_Article_:
Try it with me now. Think about three specific things you are grateful for that happened in the last 24 hours. Once you have them in mind, go ahead and reflect on them for a few minutes. Think about what happened. Maybe you can figure out why it happened. Consider why you feel good about it.
And when you are finished reflecting, notice your stress level. Would you say it’s higher, lower, or about the same as it was just a few minutes ago? I’m betting it’s lower.
If you need some help knowing how to do this, perhaps Maria from The Sound of Music can get you in the right frame of mind.
You Control Your Thoughts
Our feelings follow our thoughts. And thoughts are influenced by where we choose to place our attention. Focus on problems and frustration, and you will feel worse. Focus on good things and you’re likely to feel better.
Here’s an example. One night an ice storm hit the Twin Cities. Scores of people were caught away from home with roads covered in glare ice. I was lucky to have gotten home less than an hour before it hit.

_Given records_:

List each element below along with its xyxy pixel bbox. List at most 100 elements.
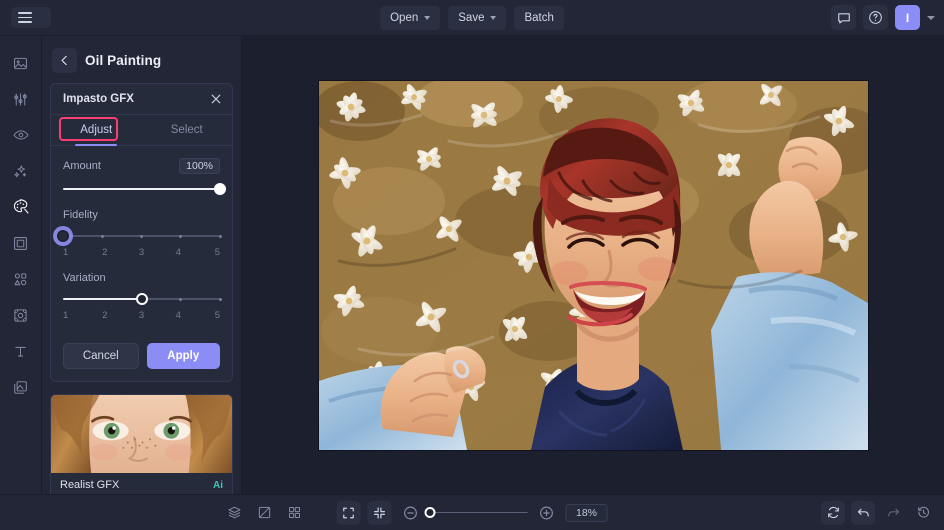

---

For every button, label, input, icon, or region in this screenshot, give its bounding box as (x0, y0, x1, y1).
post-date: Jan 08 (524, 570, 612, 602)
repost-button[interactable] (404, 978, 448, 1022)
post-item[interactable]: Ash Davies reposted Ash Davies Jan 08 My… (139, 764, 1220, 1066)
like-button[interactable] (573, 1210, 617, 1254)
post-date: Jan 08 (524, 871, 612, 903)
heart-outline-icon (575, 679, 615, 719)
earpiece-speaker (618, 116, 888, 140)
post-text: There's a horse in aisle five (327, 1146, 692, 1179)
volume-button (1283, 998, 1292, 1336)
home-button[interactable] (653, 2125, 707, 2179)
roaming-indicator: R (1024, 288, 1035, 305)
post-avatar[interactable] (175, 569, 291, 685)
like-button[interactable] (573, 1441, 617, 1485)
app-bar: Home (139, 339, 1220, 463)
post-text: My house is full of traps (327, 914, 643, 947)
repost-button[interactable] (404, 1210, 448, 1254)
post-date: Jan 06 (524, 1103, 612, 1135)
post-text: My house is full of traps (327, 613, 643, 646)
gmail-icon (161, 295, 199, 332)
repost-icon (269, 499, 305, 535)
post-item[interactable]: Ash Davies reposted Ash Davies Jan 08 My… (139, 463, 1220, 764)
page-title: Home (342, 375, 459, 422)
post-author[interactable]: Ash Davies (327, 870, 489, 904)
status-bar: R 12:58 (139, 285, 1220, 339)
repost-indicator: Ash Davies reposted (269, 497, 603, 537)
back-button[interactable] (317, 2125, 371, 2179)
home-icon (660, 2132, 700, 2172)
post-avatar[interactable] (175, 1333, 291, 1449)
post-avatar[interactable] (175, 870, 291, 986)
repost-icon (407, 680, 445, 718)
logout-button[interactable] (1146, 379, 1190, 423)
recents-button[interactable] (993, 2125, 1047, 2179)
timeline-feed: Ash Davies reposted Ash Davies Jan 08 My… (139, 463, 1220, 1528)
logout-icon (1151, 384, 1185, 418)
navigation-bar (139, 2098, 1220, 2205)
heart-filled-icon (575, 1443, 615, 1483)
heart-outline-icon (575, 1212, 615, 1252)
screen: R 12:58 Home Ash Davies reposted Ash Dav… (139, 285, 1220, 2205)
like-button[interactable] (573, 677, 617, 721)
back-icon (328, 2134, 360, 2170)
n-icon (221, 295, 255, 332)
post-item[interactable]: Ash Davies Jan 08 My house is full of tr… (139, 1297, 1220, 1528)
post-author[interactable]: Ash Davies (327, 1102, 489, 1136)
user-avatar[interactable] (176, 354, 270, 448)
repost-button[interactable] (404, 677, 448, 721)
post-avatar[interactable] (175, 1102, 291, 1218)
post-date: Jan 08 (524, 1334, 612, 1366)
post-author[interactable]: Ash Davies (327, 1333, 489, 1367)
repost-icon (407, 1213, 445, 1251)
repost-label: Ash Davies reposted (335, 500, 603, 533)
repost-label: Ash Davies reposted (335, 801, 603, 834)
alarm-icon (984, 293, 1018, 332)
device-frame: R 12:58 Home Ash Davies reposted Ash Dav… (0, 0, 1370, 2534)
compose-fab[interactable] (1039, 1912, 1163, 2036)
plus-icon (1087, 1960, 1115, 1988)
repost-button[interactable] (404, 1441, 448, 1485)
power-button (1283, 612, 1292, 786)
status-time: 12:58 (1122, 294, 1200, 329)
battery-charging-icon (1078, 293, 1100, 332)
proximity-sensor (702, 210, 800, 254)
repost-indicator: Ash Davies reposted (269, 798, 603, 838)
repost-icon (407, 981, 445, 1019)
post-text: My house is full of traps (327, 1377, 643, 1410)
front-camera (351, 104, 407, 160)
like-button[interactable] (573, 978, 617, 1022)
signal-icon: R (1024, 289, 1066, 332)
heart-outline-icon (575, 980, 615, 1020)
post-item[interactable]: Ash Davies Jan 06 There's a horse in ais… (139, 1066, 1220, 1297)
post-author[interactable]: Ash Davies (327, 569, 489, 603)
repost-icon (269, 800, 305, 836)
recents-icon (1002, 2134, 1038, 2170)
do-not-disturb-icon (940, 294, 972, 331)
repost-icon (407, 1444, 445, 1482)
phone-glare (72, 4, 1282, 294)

_Requests_:
**A)** How would you put this sentence from the gratitude article into Spanish: "Our feelings follow our thoughts."
**B)** Can you carry the gratitude article forward, picking up right after its final sentence about getting home before the ice storm hit?
The records can be set aside; they aren't used here.

_Response list_:
**A)** Nuestros sentimientos siguen a nuestros pensamientos.

**B)**
If I would have been in it, I can imagine my thoughts turning quickly to not being able to get home or being hurt in an accident. The result of those thoughts would have been stress and fear.
The next morning, I looked out the window to watch with interest as a paper boy was “skating” across the street. It was fun to watch a salt truck running in reverse to create traction for itself.
Make the Right Assessment
It’s not the event itself that creates the stress and bad feelings. Rather it’s our assessment of the situation and our thoughts that create good or bad feelings. It was the same ice storm for everyone, but we all used our specific situations and predispositions to interpret it. For some that generated stress. For others, delight.
Gratitude is a thought-changer. Even in tough times, thinking about the goodness in our lives changes our focus from stress-inducing to stress-reducing thoughts. And there’s a multiplier effect that kicks in as well. Think of one thing you are grateful for and you’ll start to notice others as well. This multiplier works in reverse too. So it’s important to have it working for you, rather than against you.
Since you tried reflecting on gratitude today, you may as well think about it again tomorrow. Repeat each day this week. Then continue until it becomes a habit. You’ll be glad that you did.